Data to process »

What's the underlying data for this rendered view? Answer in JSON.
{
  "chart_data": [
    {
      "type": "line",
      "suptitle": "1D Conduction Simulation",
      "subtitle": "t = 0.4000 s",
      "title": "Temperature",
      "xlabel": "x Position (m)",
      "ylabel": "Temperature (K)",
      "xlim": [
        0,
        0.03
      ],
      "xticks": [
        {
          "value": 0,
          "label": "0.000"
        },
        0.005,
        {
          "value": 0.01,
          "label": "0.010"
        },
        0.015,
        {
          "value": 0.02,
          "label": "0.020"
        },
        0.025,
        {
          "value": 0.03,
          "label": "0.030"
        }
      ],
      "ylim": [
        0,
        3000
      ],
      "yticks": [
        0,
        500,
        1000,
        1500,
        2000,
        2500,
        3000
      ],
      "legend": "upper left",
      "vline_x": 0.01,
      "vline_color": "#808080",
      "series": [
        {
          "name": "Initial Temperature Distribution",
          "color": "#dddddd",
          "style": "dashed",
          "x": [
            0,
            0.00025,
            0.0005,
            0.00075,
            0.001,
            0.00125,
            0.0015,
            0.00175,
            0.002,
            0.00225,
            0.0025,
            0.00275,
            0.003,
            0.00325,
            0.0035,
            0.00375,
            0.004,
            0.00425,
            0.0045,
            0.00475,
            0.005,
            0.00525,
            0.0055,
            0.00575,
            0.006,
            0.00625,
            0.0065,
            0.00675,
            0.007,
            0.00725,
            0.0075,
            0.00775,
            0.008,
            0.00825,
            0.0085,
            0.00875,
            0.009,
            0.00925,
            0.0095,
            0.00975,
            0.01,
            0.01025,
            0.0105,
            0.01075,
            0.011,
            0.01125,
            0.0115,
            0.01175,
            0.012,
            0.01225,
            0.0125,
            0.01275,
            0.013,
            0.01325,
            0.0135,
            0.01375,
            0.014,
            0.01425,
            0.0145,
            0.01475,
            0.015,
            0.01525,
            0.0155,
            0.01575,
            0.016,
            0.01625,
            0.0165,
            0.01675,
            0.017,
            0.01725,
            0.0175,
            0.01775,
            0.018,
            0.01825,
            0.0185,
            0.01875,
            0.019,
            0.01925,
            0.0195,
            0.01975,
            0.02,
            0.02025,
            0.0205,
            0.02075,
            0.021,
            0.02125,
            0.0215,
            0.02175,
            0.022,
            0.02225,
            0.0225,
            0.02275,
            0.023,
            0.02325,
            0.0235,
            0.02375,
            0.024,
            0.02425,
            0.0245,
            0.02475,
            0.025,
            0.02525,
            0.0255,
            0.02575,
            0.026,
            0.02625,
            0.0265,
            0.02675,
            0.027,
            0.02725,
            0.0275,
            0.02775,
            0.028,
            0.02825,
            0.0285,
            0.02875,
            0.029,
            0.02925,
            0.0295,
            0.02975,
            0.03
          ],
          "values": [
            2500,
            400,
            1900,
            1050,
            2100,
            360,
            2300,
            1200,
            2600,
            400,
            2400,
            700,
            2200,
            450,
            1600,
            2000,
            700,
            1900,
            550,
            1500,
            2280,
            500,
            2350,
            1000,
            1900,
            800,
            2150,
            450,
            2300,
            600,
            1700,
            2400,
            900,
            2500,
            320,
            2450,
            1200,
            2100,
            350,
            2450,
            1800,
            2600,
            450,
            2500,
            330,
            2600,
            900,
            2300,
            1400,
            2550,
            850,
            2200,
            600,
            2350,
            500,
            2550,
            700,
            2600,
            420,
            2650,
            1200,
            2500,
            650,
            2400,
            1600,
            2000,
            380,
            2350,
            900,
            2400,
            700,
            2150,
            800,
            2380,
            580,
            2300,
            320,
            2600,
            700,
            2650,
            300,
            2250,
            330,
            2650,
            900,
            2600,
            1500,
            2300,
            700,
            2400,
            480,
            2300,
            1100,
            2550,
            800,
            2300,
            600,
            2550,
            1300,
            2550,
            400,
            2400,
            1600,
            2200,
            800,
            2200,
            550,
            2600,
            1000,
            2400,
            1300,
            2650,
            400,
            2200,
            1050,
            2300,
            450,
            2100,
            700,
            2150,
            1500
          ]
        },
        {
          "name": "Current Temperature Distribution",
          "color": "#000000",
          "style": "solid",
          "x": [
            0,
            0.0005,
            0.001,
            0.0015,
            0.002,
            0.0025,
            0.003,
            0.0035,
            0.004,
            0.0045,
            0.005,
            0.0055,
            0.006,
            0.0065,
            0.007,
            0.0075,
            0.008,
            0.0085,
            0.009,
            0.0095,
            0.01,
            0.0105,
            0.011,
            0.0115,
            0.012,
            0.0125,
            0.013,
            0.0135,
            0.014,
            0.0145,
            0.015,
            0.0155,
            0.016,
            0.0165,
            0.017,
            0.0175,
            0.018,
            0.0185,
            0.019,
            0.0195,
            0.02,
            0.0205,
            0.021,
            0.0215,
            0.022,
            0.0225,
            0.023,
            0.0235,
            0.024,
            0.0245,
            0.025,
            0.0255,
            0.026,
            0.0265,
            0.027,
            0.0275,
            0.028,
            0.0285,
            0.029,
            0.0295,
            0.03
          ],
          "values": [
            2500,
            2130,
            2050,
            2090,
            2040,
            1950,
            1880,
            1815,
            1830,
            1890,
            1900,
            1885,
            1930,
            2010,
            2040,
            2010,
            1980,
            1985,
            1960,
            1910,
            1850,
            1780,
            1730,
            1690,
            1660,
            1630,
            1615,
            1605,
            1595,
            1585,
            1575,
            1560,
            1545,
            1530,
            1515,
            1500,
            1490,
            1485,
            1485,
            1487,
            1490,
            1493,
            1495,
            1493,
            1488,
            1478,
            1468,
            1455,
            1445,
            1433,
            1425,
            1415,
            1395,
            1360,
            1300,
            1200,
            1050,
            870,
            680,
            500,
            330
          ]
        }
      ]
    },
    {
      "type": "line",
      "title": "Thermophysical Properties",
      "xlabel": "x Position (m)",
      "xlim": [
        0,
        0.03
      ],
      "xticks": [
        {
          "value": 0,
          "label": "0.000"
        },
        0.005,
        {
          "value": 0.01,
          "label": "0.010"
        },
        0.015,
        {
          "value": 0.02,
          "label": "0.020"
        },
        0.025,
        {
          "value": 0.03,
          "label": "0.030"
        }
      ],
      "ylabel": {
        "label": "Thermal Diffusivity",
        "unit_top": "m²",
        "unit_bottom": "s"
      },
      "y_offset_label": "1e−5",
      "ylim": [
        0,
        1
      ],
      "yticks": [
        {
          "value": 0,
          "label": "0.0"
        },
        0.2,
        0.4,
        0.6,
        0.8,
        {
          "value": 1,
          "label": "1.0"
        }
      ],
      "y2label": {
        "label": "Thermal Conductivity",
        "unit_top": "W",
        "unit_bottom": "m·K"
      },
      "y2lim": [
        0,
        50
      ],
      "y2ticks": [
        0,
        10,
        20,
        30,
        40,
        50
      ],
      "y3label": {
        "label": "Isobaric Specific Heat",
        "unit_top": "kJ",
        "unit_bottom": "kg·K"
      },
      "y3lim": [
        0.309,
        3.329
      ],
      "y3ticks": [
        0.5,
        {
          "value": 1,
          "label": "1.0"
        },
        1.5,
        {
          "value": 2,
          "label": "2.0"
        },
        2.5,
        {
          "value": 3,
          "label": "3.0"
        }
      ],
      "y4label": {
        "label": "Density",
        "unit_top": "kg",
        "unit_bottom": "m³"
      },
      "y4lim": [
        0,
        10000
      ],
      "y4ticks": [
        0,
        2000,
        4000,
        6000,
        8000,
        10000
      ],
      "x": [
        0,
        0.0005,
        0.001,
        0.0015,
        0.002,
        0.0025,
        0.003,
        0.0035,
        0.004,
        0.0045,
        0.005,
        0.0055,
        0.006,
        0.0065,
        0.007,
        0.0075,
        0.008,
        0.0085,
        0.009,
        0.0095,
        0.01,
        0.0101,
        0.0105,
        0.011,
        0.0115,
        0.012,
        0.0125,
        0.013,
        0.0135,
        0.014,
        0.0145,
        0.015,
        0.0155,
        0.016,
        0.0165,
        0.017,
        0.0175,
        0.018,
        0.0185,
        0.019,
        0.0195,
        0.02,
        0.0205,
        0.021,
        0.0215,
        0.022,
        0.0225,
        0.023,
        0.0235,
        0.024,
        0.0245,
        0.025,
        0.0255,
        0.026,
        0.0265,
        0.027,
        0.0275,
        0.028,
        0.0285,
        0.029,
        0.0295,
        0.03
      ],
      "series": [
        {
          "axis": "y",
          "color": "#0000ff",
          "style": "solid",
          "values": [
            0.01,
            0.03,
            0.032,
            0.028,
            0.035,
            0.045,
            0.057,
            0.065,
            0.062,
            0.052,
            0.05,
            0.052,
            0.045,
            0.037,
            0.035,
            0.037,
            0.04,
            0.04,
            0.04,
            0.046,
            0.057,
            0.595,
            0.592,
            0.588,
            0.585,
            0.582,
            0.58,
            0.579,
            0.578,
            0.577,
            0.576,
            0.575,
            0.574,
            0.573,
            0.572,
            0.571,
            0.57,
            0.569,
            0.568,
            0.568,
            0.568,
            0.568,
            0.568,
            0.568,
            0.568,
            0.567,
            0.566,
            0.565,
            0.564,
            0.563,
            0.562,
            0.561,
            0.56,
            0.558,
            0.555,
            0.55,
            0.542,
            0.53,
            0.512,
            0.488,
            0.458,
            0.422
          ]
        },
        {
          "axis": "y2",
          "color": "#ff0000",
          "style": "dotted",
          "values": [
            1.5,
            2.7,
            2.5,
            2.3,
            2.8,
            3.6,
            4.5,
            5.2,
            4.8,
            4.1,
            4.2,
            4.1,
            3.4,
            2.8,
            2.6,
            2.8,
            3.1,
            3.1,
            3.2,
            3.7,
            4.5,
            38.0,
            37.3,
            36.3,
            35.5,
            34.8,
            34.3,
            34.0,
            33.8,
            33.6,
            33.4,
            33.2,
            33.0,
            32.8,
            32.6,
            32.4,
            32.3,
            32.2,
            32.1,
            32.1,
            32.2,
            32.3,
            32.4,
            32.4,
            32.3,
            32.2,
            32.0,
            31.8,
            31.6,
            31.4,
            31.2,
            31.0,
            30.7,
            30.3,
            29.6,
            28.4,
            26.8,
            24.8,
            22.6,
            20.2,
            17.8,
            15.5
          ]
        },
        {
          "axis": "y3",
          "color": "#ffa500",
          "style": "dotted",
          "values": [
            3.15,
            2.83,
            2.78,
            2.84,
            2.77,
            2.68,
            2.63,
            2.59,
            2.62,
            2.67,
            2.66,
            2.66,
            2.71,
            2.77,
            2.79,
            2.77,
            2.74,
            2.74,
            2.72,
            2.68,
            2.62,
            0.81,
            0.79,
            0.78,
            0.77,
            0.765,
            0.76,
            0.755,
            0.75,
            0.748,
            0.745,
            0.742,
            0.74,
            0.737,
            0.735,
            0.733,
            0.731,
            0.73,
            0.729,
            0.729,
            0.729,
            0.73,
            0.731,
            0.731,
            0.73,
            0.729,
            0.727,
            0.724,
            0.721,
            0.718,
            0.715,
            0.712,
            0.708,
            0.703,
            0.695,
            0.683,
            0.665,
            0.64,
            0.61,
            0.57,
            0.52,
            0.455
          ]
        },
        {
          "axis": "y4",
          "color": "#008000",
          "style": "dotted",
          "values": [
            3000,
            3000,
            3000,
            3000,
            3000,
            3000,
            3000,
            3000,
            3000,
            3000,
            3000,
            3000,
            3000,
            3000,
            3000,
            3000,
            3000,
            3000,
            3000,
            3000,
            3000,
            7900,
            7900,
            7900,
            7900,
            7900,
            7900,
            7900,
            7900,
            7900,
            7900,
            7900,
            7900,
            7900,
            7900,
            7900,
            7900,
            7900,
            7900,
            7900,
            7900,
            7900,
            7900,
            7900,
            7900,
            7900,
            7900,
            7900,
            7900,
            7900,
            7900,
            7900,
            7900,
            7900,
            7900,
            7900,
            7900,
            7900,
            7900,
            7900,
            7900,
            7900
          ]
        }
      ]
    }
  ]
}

Requirements »
Say how many lines contain the string "name", giving nothing but the count.

Exercise output »
2